* WHAT THE TASK REQUIRES: Please print the full listing exactly.

Stored items from a collection

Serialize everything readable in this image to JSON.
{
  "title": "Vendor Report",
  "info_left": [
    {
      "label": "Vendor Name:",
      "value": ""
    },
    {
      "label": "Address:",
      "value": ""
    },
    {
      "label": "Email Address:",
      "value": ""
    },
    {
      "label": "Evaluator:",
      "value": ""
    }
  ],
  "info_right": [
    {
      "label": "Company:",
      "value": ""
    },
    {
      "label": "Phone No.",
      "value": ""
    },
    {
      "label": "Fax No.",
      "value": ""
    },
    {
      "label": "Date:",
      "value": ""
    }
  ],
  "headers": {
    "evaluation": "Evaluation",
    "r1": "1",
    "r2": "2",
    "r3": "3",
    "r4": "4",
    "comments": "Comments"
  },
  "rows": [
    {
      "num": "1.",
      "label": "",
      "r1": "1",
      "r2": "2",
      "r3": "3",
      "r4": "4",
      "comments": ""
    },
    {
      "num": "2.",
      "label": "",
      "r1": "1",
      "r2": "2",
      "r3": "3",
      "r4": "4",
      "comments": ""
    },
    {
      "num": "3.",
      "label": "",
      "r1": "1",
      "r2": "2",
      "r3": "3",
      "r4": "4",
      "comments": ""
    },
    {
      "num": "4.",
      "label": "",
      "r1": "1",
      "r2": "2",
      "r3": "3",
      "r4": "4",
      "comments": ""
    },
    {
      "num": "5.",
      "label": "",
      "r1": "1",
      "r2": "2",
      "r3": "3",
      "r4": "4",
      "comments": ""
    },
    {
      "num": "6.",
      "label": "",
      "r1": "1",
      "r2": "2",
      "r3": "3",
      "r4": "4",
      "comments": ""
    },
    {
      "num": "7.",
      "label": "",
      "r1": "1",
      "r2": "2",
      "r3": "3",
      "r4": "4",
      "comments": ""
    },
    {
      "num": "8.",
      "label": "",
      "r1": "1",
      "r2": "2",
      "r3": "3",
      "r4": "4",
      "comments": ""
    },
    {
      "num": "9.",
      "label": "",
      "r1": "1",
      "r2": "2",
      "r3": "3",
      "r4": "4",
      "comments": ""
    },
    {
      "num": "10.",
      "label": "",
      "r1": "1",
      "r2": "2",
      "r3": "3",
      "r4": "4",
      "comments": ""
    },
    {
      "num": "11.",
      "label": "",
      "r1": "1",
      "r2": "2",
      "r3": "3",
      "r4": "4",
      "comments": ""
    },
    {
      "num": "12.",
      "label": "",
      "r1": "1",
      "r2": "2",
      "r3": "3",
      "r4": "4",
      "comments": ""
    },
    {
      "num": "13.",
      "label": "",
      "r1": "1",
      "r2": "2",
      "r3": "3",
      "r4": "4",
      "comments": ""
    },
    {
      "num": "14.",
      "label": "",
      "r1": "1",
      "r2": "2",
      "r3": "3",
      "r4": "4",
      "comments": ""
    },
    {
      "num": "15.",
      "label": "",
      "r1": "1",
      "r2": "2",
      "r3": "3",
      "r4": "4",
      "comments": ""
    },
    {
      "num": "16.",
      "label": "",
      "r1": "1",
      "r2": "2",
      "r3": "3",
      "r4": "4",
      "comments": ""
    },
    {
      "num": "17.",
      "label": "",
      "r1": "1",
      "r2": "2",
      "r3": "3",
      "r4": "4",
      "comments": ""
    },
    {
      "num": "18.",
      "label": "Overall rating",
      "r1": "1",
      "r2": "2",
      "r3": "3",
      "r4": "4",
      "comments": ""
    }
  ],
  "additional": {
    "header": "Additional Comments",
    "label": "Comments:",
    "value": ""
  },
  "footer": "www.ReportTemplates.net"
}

* SOLUTION FOR THIS TASK:
Serialize everything readable in this image to JSON.
{
  "title": "Vendor Report",
  "info_left": [
    {
      "label": "Vendor Name:",
      "value": ""
    },
    {
      "label": "Address:",
      "value": ""
    },
    {
      "label": "Email Address:",
      "value": ""
    },
    {
      "label": "Evaluator:",
      "value": ""
    }
  ],
  "info_right": [
    {
      "label": "Company:",
      "value": ""
    },
    {
      "label": "Phone No.",
      "value": ""
    },
    {
      "label": "Fax No.",
      "value": ""
    },
    {
      "label": "Date:",
      "value": ""
    }
  ],
  "headers": {
    "evaluation": "Evaluation",
    "r1": "1",
    "r2": "2",
    "r3": "3",
    "r4": "4",
    "comments": "Comments"
  },
  "rows": [
    {
      "num": "1.",
      "label": "",
      "r1": "1",
      "r2": "2",
      "r3": "3",
      "r4": "4",
      "comments": ""
    },
    {
      "num": "2.",
      "label": "",
      "r1": "1",
      "r2": "2",
      "r3": "3",
      "r4": "4",
      "comments": ""
    },
    {
      "num": "3.",
      "label": "",
      "r1": "1",
      "r2": "2",
      "r3": "3",
      "r4": "4",
      "comments": ""
    },
    {
      "num": "4.",
      "label": "",
      "r1": "1",
      "r2": "2",
      "r3": "3",
      "r4": "4",
      "comments": ""
    },
    {
      "num": "5.",
      "label": "",
      "r1": "1",
      "r2": "2",
      "r3": "3",
      "r4": "4",
      "comments": ""
    },
    {
      "num": "6.",
      "label": "",
      "r1": "1",
      "r2": "2",
      "r3": "3",
      "r4": "4",
      "comments": ""
    },
    {
      "num": "7.",
      "label": "",
      "r1": "1",
      "r2": "2",
      "r3": "3",
      "r4": "4",
      "comments": ""
    },
    {
      "num": "8.",
      "label": "",
      "r1": "1",
      "r2": "2",
      "r3": "3",
      "r4": "4",
      "comments": ""
    },
    {
      "num": "9.",
      "label": "",
      "r1": "1",
      "r2": "2",
      "r3": "3",
      "r4": "4",
      "comments": ""
    },
    {
      "num": "10.",
      "label": "",
      "r1": "1",
      "r2": "2",
      "r3": "3",
      "r4": "4",
      "comments": ""
    },
    {
      "num": "11.",
      "label": "",
      "r1": "1",
      "r2": "2",
      "r3": "3",
      "r4": "4",
      "comments": ""
    },
    {
      "num": "12.",
      "label": "",
      "r1": "1",
      "r2": "2",
      "r3": "3",
      "r4": "4",
      "comments": ""
    },
    {
      "num": "13.",
      "label": "",
      "r1": "1",
      "r2": "2",
      "r3": "3",
      "r4": "4",
      "comments": ""
    },
    {
      "num": "14.",
      "label": "",
      "r1": "1",
      "r2": "2",
      "r3": "3",
      "r4": "4",
      "comments": ""
    },
    {
      "num": "15.",
      "label": "",
      "r1": "1",
      "r2": "2",
      "r3": "3",
      "r4": "4",
      "comments": ""
    },
    {
      "num": "16.",
      "label": "",
      "r1": "1",
      "r2": "2",
      "r3": "3",
      "r4": "4",
      "comments": ""
    },
    {
      "num": "17.",
      "label": "",
      "r1": "1",
      "r2": "2",
      "r3": "3",
      "r4": "4",
      "comments": ""
    },
    {
      "num": "18.",
      "label": "Overall rating",
      "r1": "1",
      "r2": "2",
      "r3": "3",
      "r4": "4",
      "comments": ""
    }
  ],
  "additional": {
    "header": "Additional Comments",
    "label": "Comments:",
    "value": ""
  },
  "footer": "www.ReportTemplates.net"
}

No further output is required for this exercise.